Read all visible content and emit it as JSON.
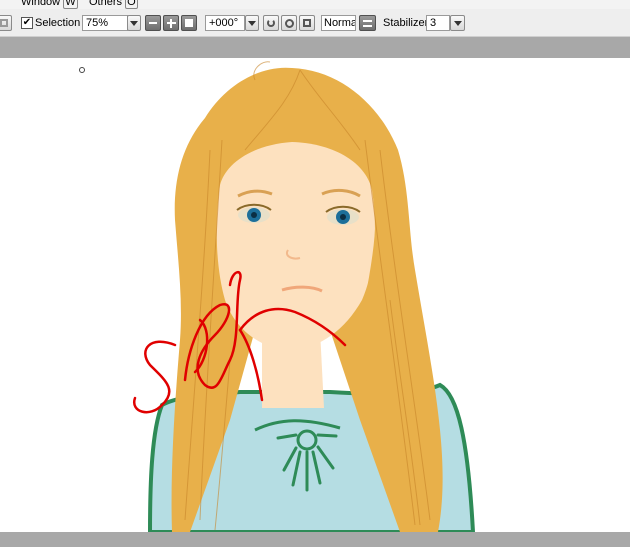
{
  "menu": {
    "items": [
      {
        "label": "Window",
        "key": "W"
      },
      {
        "label": "Others",
        "key": "O"
      }
    ]
  },
  "toolbar": {
    "selection_label": "Selection",
    "selection_checked": true,
    "zoom_value": "75%",
    "rotation_value": "+000°",
    "blend_mode": "Normal",
    "stabilizer_label": "Stabilizer",
    "stabilizer_value": "3"
  },
  "colors": {
    "chrome": "#eeeeee",
    "canvas_border": "#a8a8a8",
    "hair": "#e8b04a",
    "skin": "#fde1bf",
    "dress": "#b5dde3",
    "dress_trim": "#2e8b57",
    "signature": "#e00000",
    "eyes": "#1c6f9a"
  }
}
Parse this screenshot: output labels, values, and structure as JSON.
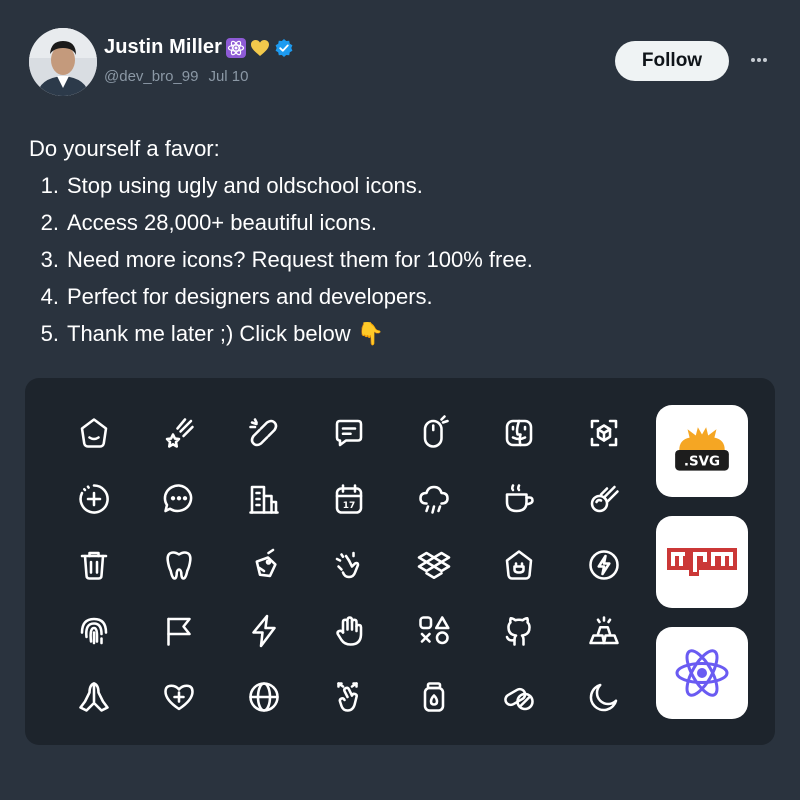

▬▬▬▬▬▬▬▬▬▬

_GIVEN TASK_. Print the whole listing above once more, word for word, without its pictures.

_SOLUTION TO THIS EXERCISE_.
Read all visible content and emit it as JSON.
{
  "menu": {
    "items": [
      {
        "label": "Window",
        "key": "W"
      },
      {
        "label": "Others",
        "key": "O"
      }
    ]
  },
  "toolbar": {
    "selection_label": "Selection",
    "selection_checked": true,
    "zoom_value": "75%",
    "rotation_value": "+000°",
    "blend_mode": "Normal",
    "stabilizer_label": "Stabilizer",
    "stabilizer_value": "3"
  },
  "colors": {
    "chrome": "#eeeeee",
    "canvas_border": "#a8a8a8",
    "hair": "#e8b04a",
    "skin": "#fde1bf",
    "dress": "#b5dde3",
    "dress_trim": "#2e8b57",
    "signature": "#e00000",
    "eyes": "#1c6f9a"
  }
}
Parse this screenshot: output labels, values, and structure as JSON.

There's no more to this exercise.